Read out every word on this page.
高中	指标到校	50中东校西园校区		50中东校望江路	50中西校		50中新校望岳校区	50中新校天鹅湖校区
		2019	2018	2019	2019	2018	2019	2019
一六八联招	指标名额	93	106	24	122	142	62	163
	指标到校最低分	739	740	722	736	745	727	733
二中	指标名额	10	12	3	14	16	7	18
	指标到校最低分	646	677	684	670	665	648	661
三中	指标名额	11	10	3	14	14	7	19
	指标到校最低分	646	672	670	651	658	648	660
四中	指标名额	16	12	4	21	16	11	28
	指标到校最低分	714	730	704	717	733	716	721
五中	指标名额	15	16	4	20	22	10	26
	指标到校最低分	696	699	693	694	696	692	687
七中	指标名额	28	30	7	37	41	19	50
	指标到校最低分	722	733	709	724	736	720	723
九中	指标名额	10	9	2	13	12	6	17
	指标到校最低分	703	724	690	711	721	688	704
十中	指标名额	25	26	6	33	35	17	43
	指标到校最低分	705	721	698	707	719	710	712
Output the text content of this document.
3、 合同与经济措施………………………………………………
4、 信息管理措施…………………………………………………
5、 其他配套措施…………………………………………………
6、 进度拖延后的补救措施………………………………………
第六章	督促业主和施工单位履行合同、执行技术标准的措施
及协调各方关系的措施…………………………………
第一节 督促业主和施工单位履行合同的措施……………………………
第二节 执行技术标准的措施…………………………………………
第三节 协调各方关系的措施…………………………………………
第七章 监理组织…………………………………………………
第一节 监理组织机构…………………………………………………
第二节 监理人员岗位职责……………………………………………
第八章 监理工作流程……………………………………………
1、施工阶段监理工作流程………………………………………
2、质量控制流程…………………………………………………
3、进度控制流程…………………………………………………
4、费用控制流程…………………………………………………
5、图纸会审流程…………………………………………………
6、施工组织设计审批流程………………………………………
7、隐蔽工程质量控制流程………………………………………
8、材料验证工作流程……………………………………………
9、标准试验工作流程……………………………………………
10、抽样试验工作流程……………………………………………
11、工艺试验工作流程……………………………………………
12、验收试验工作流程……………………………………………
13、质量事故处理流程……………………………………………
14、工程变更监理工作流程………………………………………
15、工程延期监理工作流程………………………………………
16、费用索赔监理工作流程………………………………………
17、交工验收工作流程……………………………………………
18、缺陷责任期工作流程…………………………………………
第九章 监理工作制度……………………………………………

## TASK DIRECTIONS
Find every line that holds "执行技术标准的措施" and copy it.

## WRITTEN SOLUTION
第六章	督促业主和施工单位履行合同、执行技术标准的措施
第二节 执行技术标准的措施…………………………………………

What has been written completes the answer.